EXCERPTED RECORDS:
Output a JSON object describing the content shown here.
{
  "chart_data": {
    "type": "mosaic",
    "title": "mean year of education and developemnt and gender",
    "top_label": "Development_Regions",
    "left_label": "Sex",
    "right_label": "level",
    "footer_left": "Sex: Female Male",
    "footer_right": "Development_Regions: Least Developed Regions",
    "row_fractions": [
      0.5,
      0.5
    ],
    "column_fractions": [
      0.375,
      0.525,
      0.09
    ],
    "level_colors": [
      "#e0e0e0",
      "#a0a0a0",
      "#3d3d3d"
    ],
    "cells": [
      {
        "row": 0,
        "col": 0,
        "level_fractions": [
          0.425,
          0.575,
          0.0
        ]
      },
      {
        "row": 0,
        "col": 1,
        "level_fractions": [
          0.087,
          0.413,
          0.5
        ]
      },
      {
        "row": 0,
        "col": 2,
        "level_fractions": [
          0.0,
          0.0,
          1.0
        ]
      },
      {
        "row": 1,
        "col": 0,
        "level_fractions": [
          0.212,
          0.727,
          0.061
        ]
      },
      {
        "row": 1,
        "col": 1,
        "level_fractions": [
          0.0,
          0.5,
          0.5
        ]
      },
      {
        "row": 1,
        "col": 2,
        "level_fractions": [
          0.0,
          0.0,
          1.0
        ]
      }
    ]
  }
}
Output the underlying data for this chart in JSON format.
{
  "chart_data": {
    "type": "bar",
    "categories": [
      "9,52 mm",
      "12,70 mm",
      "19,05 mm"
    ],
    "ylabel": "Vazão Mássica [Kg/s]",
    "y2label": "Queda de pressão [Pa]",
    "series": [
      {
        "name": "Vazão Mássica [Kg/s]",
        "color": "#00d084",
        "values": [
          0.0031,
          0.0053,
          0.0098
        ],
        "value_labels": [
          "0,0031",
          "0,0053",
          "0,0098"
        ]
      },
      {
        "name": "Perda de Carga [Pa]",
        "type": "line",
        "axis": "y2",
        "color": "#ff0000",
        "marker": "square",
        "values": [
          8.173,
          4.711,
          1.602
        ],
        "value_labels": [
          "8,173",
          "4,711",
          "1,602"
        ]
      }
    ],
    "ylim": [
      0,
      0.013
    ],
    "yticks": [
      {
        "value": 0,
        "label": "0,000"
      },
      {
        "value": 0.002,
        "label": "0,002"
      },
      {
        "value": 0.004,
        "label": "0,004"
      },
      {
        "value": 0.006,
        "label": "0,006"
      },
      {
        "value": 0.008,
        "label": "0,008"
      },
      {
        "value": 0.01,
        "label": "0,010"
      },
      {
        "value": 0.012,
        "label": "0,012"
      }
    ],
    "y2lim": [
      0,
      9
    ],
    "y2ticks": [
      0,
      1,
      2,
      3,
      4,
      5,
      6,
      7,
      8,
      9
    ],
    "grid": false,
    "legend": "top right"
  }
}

WHAT YOU WILL DO: Every entry should be printed again exactly as it stands.

PROBLEM SOLUTION:
Output a JSON object describing the content shown here.
{
  "chart_data": {
    "type": "mosaic",
    "title": "mean year of education and developemnt and gender",
    "top_label": "Development_Regions",
    "left_label": "Sex",
    "right_label": "level",
    "footer_left": "Sex: Female Male",
    "footer_right": "Development_Regions: Least Developed Regions",
    "row_fractions": [
      0.5,
      0.5
    ],
    "column_fractions": [
      0.375,
      0.525,
      0.09
    ],
    "level_colors": [
      "#e0e0e0",
      "#a0a0a0",
      "#3d3d3d"
    ],
    "cells": [
      {
        "row": 0,
        "col": 0,
        "level_fractions": [
          0.425,
          0.575,
          0.0
        ]
      },
      {
        "row": 0,
        "col": 1,
        "level_fractions": [
          0.087,
          0.413,
          0.5
        ]
      },
      {
        "row": 0,
        "col": 2,
        "level_fractions": [
          0.0,
          0.0,
          1.0
        ]
      },
      {
        "row": 1,
        "col": 0,
        "level_fractions": [
          0.212,
          0.727,
          0.061
        ]
      },
      {
        "row": 1,
        "col": 1,
        "level_fractions": [
          0.0,
          0.5,
          0.5
        ]
      },
      {
        "row": 1,
        "col": 2,
        "level_fractions": [
          0.0,
          0.0,
          1.0
        ]
      }
    ]
  }
}
Output the underlying data for this chart in JSON format.
{
  "chart_data": {
    "type": "bar",
    "categories": [
      "9,52 mm",
      "12,70 mm",
      "19,05 mm"
    ],
    "ylabel": "Vazão Mássica [Kg/s]",
    "y2label": "Queda de pressão [Pa]",
    "series": [
      {
        "name": "Vazão Mássica [Kg/s]",
        "color": "#00d084",
        "values": [
          0.0031,
          0.0053,
          0.0098
        ],
        "value_labels": [
          "0,0031",
          "0,0053",
          "0,0098"
        ]
      },
      {
        "name": "Perda de Carga [Pa]",
        "type": "line",
        "axis": "y2",
        "color": "#ff0000",
        "marker": "square",
        "values": [
          8.173,
          4.711,
          1.602
        ],
        "value_labels": [
          "8,173",
          "4,711",
          "1,602"
        ]
      }
    ],
    "ylim": [
      0,
      0.013
    ],
    "yticks": [
      {
        "value": 0,
        "label": "0,000"
      },
      {
        "value": 0.002,
        "label": "0,002"
      },
      {
        "value": 0.004,
        "label": "0,004"
      },
      {
        "value": 0.006,
        "label": "0,006"
      },
      {
        "value": 0.008,
        "label": "0,008"
      },
      {
        "value": 0.01,
        "label": "0,010"
      },
      {
        "value": 0.012,
        "label": "0,012"
      }
    ],
    "y2lim": [
      0,
      9
    ],
    "y2ticks": [
      0,
      1,
      2,
      3,
      4,
      5,
      6,
      7,
      8,
      9
    ],
    "grid": false,
    "legend": "top right"
  }
}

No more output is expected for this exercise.